#### Material supplied ####
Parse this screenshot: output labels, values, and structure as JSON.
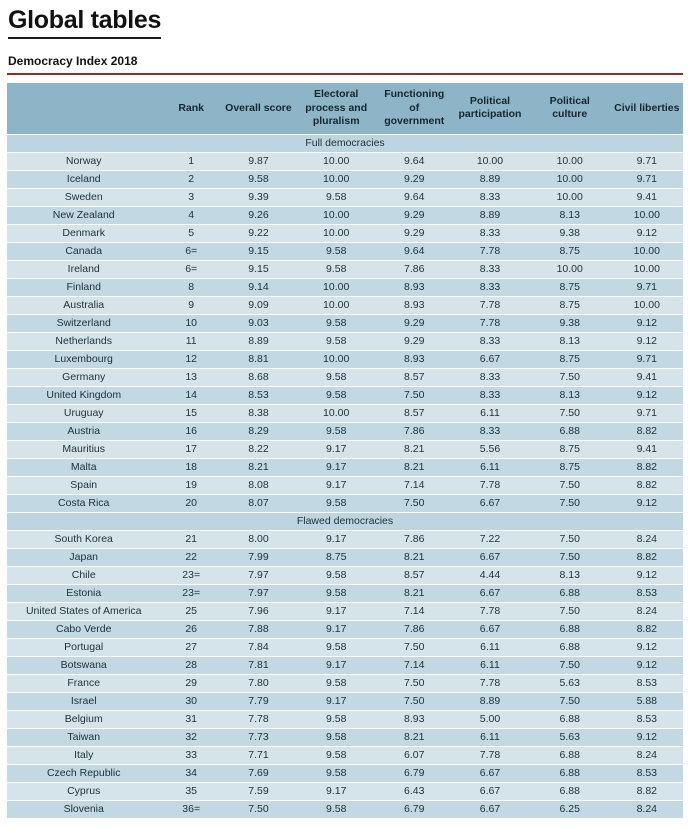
{
  "page": {
    "title": "Global tables",
    "section_heading": "Democracy Index 2018"
  },
  "colors": {
    "header_bg": "#8db5c7",
    "row_light": "#d5e4ea",
    "row_dark": "#c2d8e2",
    "section_row_bg": "#bcd5e0",
    "rule_red": "#8f2a25",
    "title_underline": "#1a1a1a",
    "text": "#1e3038"
  },
  "table": {
    "columns": [
      "",
      "Rank",
      "Overall score",
      "Electoral process and pluralism",
      "Functioning of government",
      "Political participation",
      "Political culture",
      "Civil liberties"
    ],
    "sections": [
      {
        "label": "Full democracies",
        "rows": [
          [
            "Norway",
            "1",
            "9.87",
            "10.00",
            "9.64",
            "10.00",
            "10.00",
            "9.71"
          ],
          [
            "Iceland",
            "2",
            "9.58",
            "10.00",
            "9.29",
            "8.89",
            "10.00",
            "9.71"
          ],
          [
            "Sweden",
            "3",
            "9.39",
            "9.58",
            "9.64",
            "8.33",
            "10.00",
            "9.41"
          ],
          [
            "New Zealand",
            "4",
            "9.26",
            "10.00",
            "9.29",
            "8.89",
            "8.13",
            "10.00"
          ],
          [
            "Denmark",
            "5",
            "9.22",
            "10.00",
            "9.29",
            "8.33",
            "9.38",
            "9.12"
          ],
          [
            "Canada",
            "6=",
            "9.15",
            "9.58",
            "9.64",
            "7.78",
            "8.75",
            "10.00"
          ],
          [
            "Ireland",
            "6=",
            "9.15",
            "9.58",
            "7.86",
            "8.33",
            "10.00",
            "10.00"
          ],
          [
            "Finland",
            "8",
            "9.14",
            "10.00",
            "8.93",
            "8.33",
            "8.75",
            "9.71"
          ],
          [
            "Australia",
            "9",
            "9.09",
            "10.00",
            "8.93",
            "7.78",
            "8.75",
            "10.00"
          ],
          [
            "Switzerland",
            "10",
            "9.03",
            "9.58",
            "9.29",
            "7.78",
            "9.38",
            "9.12"
          ],
          [
            "Netherlands",
            "11",
            "8.89",
            "9.58",
            "9.29",
            "8.33",
            "8.13",
            "9.12"
          ],
          [
            "Luxembourg",
            "12",
            "8.81",
            "10.00",
            "8.93",
            "6.67",
            "8.75",
            "9.71"
          ],
          [
            "Germany",
            "13",
            "8.68",
            "9.58",
            "8.57",
            "8.33",
            "7.50",
            "9.41"
          ],
          [
            "United Kingdom",
            "14",
            "8.53",
            "9.58",
            "7.50",
            "8.33",
            "8.13",
            "9.12"
          ],
          [
            "Uruguay",
            "15",
            "8.38",
            "10.00",
            "8.57",
            "6.11",
            "7.50",
            "9.71"
          ],
          [
            "Austria",
            "16",
            "8.29",
            "9.58",
            "7.86",
            "8.33",
            "6.88",
            "8.82"
          ],
          [
            "Mauritius",
            "17",
            "8.22",
            "9.17",
            "8.21",
            "5.56",
            "8.75",
            "9.41"
          ],
          [
            "Malta",
            "18",
            "8.21",
            "9.17",
            "8.21",
            "6.11",
            "8.75",
            "8.82"
          ],
          [
            "Spain",
            "19",
            "8.08",
            "9.17",
            "7.14",
            "7.78",
            "7.50",
            "8.82"
          ],
          [
            "Costa Rica",
            "20",
            "8.07",
            "9.58",
            "7.50",
            "6.67",
            "7.50",
            "9.12"
          ]
        ]
      },
      {
        "label": "Flawed democracies",
        "rows": [
          [
            "South Korea",
            "21",
            "8.00",
            "9.17",
            "7.86",
            "7.22",
            "7.50",
            "8.24"
          ],
          [
            "Japan",
            "22",
            "7.99",
            "8.75",
            "8.21",
            "6.67",
            "7.50",
            "8.82"
          ],
          [
            "Chile",
            "23=",
            "7.97",
            "9.58",
            "8.57",
            "4.44",
            "8.13",
            "9.12"
          ],
          [
            "Estonia",
            "23=",
            "7.97",
            "9.58",
            "8.21",
            "6.67",
            "6.88",
            "8.53"
          ],
          [
            "United States of America",
            "25",
            "7.96",
            "9.17",
            "7.14",
            "7.78",
            "7.50",
            "8.24"
          ],
          [
            "Cabo Verde",
            "26",
            "7.88",
            "9.17",
            "7.86",
            "6.67",
            "6.88",
            "8.82"
          ],
          [
            "Portugal",
            "27",
            "7.84",
            "9.58",
            "7.50",
            "6.11",
            "6.88",
            "9.12"
          ],
          [
            "Botswana",
            "28",
            "7.81",
            "9.17",
            "7.14",
            "6.11",
            "7.50",
            "9.12"
          ],
          [
            "France",
            "29",
            "7.80",
            "9.58",
            "7.50",
            "7.78",
            "5.63",
            "8.53"
          ],
          [
            "Israel",
            "30",
            "7.79",
            "9.17",
            "7.50",
            "8.89",
            "7.50",
            "5.88"
          ],
          [
            "Belgium",
            "31",
            "7.78",
            "9.58",
            "8.93",
            "5.00",
            "6.88",
            "8.53"
          ],
          [
            "Taiwan",
            "32",
            "7.73",
            "9.58",
            "8.21",
            "6.11",
            "5.63",
            "9.12"
          ],
          [
            "Italy",
            "33",
            "7.71",
            "9.58",
            "6.07",
            "7.78",
            "6.88",
            "8.24"
          ],
          [
            "Czech Republic",
            "34",
            "7.69",
            "9.58",
            "6.79",
            "6.67",
            "6.88",
            "8.53"
          ],
          [
            "Cyprus",
            "35",
            "7.59",
            "9.17",
            "6.43",
            "6.67",
            "6.88",
            "8.82"
          ],
          [
            "Slovenia",
            "36=",
            "7.50",
            "9.58",
            "6.79",
            "6.67",
            "6.25",
            "8.24"
          ]
        ]
      }
    ]
  }
}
####
◆ Exercise objective: Copy the listing in full and without alteration, omitting every picture.

◆ Exercise answer:
Parse this screenshot: output labels, values, and structure as JSON.
{
  "page": {
    "title": "Global tables",
    "section_heading": "Democracy Index 2018"
  },
  "colors": {
    "header_bg": "#8db5c7",
    "row_light": "#d5e4ea",
    "row_dark": "#c2d8e2",
    "section_row_bg": "#bcd5e0",
    "rule_red": "#8f2a25",
    "title_underline": "#1a1a1a",
    "text": "#1e3038"
  },
  "table": {
    "columns": [
      "",
      "Rank",
      "Overall score",
      "Electoral process and pluralism",
      "Functioning of government",
      "Political participation",
      "Political culture",
      "Civil liberties"
    ],
    "sections": [
      {
        "label": "Full democracies",
        "rows": [
          [
            "Norway",
            "1",
            "9.87",
            "10.00",
            "9.64",
            "10.00",
            "10.00",
            "9.71"
          ],
          [
            "Iceland",
            "2",
            "9.58",
            "10.00",
            "9.29",
            "8.89",
            "10.00",
            "9.71"
          ],
          [
            "Sweden",
            "3",
            "9.39",
            "9.58",
            "9.64",
            "8.33",
            "10.00",
            "9.41"
          ],
          [
            "New Zealand",
            "4",
            "9.26",
            "10.00",
            "9.29",
            "8.89",
            "8.13",
            "10.00"
          ],
          [
            "Denmark",
            "5",
            "9.22",
            "10.00",
            "9.29",
            "8.33",
            "9.38",
            "9.12"
          ],
          [
            "Canada",
            "6=",
            "9.15",
            "9.58",
            "9.64",
            "7.78",
            "8.75",
            "10.00"
          ],
          [
            "Ireland",
            "6=",
            "9.15",
            "9.58",
            "7.86",
            "8.33",
            "10.00",
            "10.00"
          ],
          [
            "Finland",
            "8",
            "9.14",
            "10.00",
            "8.93",
            "8.33",
            "8.75",
            "9.71"
          ],
          [
            "Australia",
            "9",
            "9.09",
            "10.00",
            "8.93",
            "7.78",
            "8.75",
            "10.00"
          ],
          [
            "Switzerland",
            "10",
            "9.03",
            "9.58",
            "9.29",
            "7.78",
            "9.38",
            "9.12"
          ],
          [
            "Netherlands",
            "11",
            "8.89",
            "9.58",
            "9.29",
            "8.33",
            "8.13",
            "9.12"
          ],
          [
            "Luxembourg",
            "12",
            "8.81",
            "10.00",
            "8.93",
            "6.67",
            "8.75",
            "9.71"
          ],
          [
            "Germany",
            "13",
            "8.68",
            "9.58",
            "8.57",
            "8.33",
            "7.50",
            "9.41"
          ],
          [
            "United Kingdom",
            "14",
            "8.53",
            "9.58",
            "7.50",
            "8.33",
            "8.13",
            "9.12"
          ],
          [
            "Uruguay",
            "15",
            "8.38",
            "10.00",
            "8.57",
            "6.11",
            "7.50",
            "9.71"
          ],
          [
            "Austria",
            "16",
            "8.29",
            "9.58",
            "7.86",
            "8.33",
            "6.88",
            "8.82"
          ],
          [
            "Mauritius",
            "17",
            "8.22",
            "9.17",
            "8.21",
            "5.56",
            "8.75",
            "9.41"
          ],
          [
            "Malta",
            "18",
            "8.21",
            "9.17",
            "8.21",
            "6.11",
            "8.75",
            "8.82"
          ],
          [
            "Spain",
            "19",
            "8.08",
            "9.17",
            "7.14",
            "7.78",
            "7.50",
            "8.82"
          ],
          [
            "Costa Rica",
            "20",
            "8.07",
            "9.58",
            "7.50",
            "6.67",
            "7.50",
            "9.12"
          ]
        ]
      },
      {
        "label": "Flawed democracies",
        "rows": [
          [
            "South Korea",
            "21",
            "8.00",
            "9.17",
            "7.86",
            "7.22",
            "7.50",
            "8.24"
          ],
          [
            "Japan",
            "22",
            "7.99",
            "8.75",
            "8.21",
            "6.67",
            "7.50",
            "8.82"
          ],
          [
            "Chile",
            "23=",
            "7.97",
            "9.58",
            "8.57",
            "4.44",
            "8.13",
            "9.12"
          ],
          [
            "Estonia",
            "23=",
            "7.97",
            "9.58",
            "8.21",
            "6.67",
            "6.88",
            "8.53"
          ],
          [
            "United States of America",
            "25",
            "7.96",
            "9.17",
            "7.14",
            "7.78",
            "7.50",
            "8.24"
          ],
          [
            "Cabo Verde",
            "26",
            "7.88",
            "9.17",
            "7.86",
            "6.67",
            "6.88",
            "8.82"
          ],
          [
            "Portugal",
            "27",
            "7.84",
            "9.58",
            "7.50",
            "6.11",
            "6.88",
            "9.12"
          ],
          [
            "Botswana",
            "28",
            "7.81",
            "9.17",
            "7.14",
            "6.11",
            "7.50",
            "9.12"
          ],
          [
            "France",
            "29",
            "7.80",
            "9.58",
            "7.50",
            "7.78",
            "5.63",
            "8.53"
          ],
          [
            "Israel",
            "30",
            "7.79",
            "9.17",
            "7.50",
            "8.89",
            "7.50",
            "5.88"
          ],
          [
            "Belgium",
            "31",
            "7.78",
            "9.58",
            "8.93",
            "5.00",
            "6.88",
            "8.53"
          ],
          [
            "Taiwan",
            "32",
            "7.73",
            "9.58",
            "8.21",
            "6.11",
            "5.63",
            "9.12"
          ],
          [
            "Italy",
            "33",
            "7.71",
            "9.58",
            "6.07",
            "7.78",
            "6.88",
            "8.24"
          ],
          [
            "Czech Republic",
            "34",
            "7.69",
            "9.58",
            "6.79",
            "6.67",
            "6.88",
            "8.53"
          ],
          [
            "Cyprus",
            "35",
            "7.59",
            "9.17",
            "6.43",
            "6.67",
            "6.88",
            "8.82"
          ],
          [
            "Slovenia",
            "36=",
            "7.50",
            "9.58",
            "6.79",
            "6.67",
            "6.25",
            "8.24"
          ]
        ]
      }
    ]
  }
}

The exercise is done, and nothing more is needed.